§ What you should do
Write out the records again, exactly, leaving none out.

◇ ◇ ◇ ◇ ◇ ◇ ◇

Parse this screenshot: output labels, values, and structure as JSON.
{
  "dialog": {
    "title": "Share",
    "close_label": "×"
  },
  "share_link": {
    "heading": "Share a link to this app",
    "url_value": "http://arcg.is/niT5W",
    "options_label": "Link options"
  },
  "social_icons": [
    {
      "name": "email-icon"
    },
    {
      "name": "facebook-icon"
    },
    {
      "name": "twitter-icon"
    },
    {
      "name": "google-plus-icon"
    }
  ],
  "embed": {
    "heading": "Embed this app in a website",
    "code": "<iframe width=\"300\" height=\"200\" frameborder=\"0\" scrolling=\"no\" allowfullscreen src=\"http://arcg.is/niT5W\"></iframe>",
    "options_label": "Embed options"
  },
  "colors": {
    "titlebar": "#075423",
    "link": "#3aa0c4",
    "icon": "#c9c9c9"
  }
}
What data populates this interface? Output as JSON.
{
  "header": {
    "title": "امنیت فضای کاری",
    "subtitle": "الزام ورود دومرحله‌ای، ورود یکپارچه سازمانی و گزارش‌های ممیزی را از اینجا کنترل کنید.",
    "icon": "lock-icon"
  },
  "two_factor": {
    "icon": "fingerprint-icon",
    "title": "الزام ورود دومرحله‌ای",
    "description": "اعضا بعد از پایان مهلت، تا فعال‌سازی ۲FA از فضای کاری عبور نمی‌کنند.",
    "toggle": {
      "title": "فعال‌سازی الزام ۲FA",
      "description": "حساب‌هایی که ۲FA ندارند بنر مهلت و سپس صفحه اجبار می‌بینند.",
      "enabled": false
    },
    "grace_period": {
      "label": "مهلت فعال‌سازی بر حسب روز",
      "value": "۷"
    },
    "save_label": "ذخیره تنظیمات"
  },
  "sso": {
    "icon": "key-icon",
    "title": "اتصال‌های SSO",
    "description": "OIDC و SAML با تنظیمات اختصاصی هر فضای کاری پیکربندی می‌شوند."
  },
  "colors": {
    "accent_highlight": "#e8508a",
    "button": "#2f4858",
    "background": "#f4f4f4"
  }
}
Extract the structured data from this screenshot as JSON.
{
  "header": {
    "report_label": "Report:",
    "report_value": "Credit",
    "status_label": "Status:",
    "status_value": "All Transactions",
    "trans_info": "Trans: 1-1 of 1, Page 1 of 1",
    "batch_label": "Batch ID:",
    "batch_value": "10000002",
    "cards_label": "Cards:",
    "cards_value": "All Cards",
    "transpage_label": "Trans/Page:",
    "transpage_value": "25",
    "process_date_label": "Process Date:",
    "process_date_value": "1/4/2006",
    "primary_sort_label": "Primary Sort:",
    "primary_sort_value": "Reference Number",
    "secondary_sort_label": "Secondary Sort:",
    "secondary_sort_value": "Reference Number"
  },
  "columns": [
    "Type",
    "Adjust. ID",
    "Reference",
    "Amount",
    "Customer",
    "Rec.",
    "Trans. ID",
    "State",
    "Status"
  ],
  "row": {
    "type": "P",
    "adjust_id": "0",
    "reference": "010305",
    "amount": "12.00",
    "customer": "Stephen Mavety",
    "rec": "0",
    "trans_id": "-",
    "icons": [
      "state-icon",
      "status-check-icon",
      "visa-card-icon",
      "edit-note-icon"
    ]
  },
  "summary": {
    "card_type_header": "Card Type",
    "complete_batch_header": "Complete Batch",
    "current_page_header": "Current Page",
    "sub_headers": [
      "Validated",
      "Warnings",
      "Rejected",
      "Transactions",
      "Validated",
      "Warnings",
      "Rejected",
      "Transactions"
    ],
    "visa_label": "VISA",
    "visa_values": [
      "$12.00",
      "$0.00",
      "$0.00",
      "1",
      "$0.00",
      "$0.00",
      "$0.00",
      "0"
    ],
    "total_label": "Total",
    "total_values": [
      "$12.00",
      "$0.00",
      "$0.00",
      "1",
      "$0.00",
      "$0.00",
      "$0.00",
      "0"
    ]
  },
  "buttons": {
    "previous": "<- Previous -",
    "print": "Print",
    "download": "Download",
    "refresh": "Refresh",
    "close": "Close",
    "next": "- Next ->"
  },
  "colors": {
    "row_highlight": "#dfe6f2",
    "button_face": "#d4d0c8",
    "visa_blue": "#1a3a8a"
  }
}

◇ ◇ ◇ ◇ ◇ ◇ ◇

§ Full output
Parse this screenshot: output labels, values, and structure as JSON.
{
  "dialog": {
    "title": "Share",
    "close_label": "×"
  },
  "share_link": {
    "heading": "Share a link to this app",
    "url_value": "http://arcg.is/niT5W",
    "options_label": "Link options"
  },
  "social_icons": [
    {
      "name": "email-icon"
    },
    {
      "name": "facebook-icon"
    },
    {
      "name": "twitter-icon"
    },
    {
      "name": "google-plus-icon"
    }
  ],
  "embed": {
    "heading": "Embed this app in a website",
    "code": "<iframe width=\"300\" height=\"200\" frameborder=\"0\" scrolling=\"no\" allowfullscreen src=\"http://arcg.is/niT5W\"></iframe>",
    "options_label": "Embed options"
  },
  "colors": {
    "titlebar": "#075423",
    "link": "#3aa0c4",
    "icon": "#c9c9c9"
  }
}
What data populates this interface? Output as JSON.
{
  "header": {
    "title": "امنیت فضای کاری",
    "subtitle": "الزام ورود دومرحله‌ای، ورود یکپارچه سازمانی و گزارش‌های ممیزی را از اینجا کنترل کنید.",
    "icon": "lock-icon"
  },
  "two_factor": {
    "icon": "fingerprint-icon",
    "title": "الزام ورود دومرحله‌ای",
    "description": "اعضا بعد از پایان مهلت، تا فعال‌سازی ۲FA از فضای کاری عبور نمی‌کنند.",
    "toggle": {
      "title": "فعال‌سازی الزام ۲FA",
      "description": "حساب‌هایی که ۲FA ندارند بنر مهلت و سپس صفحه اجبار می‌بینند.",
      "enabled": false
    },
    "grace_period": {
      "label": "مهلت فعال‌سازی بر حسب روز",
      "value": "۷"
    },
    "save_label": "ذخیره تنظیمات"
  },
  "sso": {
    "icon": "key-icon",
    "title": "اتصال‌های SSO",
    "description": "OIDC و SAML با تنظیمات اختصاصی هر فضای کاری پیکربندی می‌شوند."
  },
  "colors": {
    "accent_highlight": "#e8508a",
    "button": "#2f4858",
    "background": "#f4f4f4"
  }
}
Extract the structured data from this screenshot as JSON.
{
  "header": {
    "report_label": "Report:",
    "report_value": "Credit",
    "status_label": "Status:",
    "status_value": "All Transactions",
    "trans_info": "Trans: 1-1 of 1, Page 1 of 1",
    "batch_label": "Batch ID:",
    "batch_value": "10000002",
    "cards_label": "Cards:",
    "cards_value": "All Cards",
    "transpage_label": "Trans/Page:",
    "transpage_value": "25",
    "process_date_label": "Process Date:",
    "process_date_value": "1/4/2006",
    "primary_sort_label": "Primary Sort:",
    "primary_sort_value": "Reference Number",
    "secondary_sort_label": "Secondary Sort:",
    "secondary_sort_value": "Reference Number"
  },
  "columns": [
    "Type",
    "Adjust. ID",
    "Reference",
    "Amount",
    "Customer",
    "Rec.",
    "Trans. ID",
    "State",
    "Status"
  ],
  "row": {
    "type": "P",
    "adjust_id": "0",
    "reference": "010305",
    "amount": "12.00",
    "customer": "Stephen Mavety",
    "rec": "0",
    "trans_id": "-",
    "icons": [
      "state-icon",
      "status-check-icon",
      "visa-card-icon",
      "edit-note-icon"
    ]
  },
  "summary": {
    "card_type_header": "Card Type",
    "complete_batch_header": "Complete Batch",
    "current_page_header": "Current Page",
    "sub_headers": [
      "Validated",
      "Warnings",
      "Rejected",
      "Transactions",
      "Validated",
      "Warnings",
      "Rejected",
      "Transactions"
    ],
    "visa_label": "VISA",
    "visa_values": [
      "$12.00",
      "$0.00",
      "$0.00",
      "1",
      "$0.00",
      "$0.00",
      "$0.00",
      "0"
    ],
    "total_label": "Total",
    "total_values": [
      "$12.00",
      "$0.00",
      "$0.00",
      "1",
      "$0.00",
      "$0.00",
      "$0.00",
      "0"
    ]
  },
  "buttons": {
    "previous": "<- Previous -",
    "print": "Print",
    "download": "Download",
    "refresh": "Refresh",
    "close": "Close",
    "next": "- Next ->"
  },
  "colors": {
    "row_highlight": "#dfe6f2",
    "button_face": "#d4d0c8",
    "visa_blue": "#1a3a8a"
  }
}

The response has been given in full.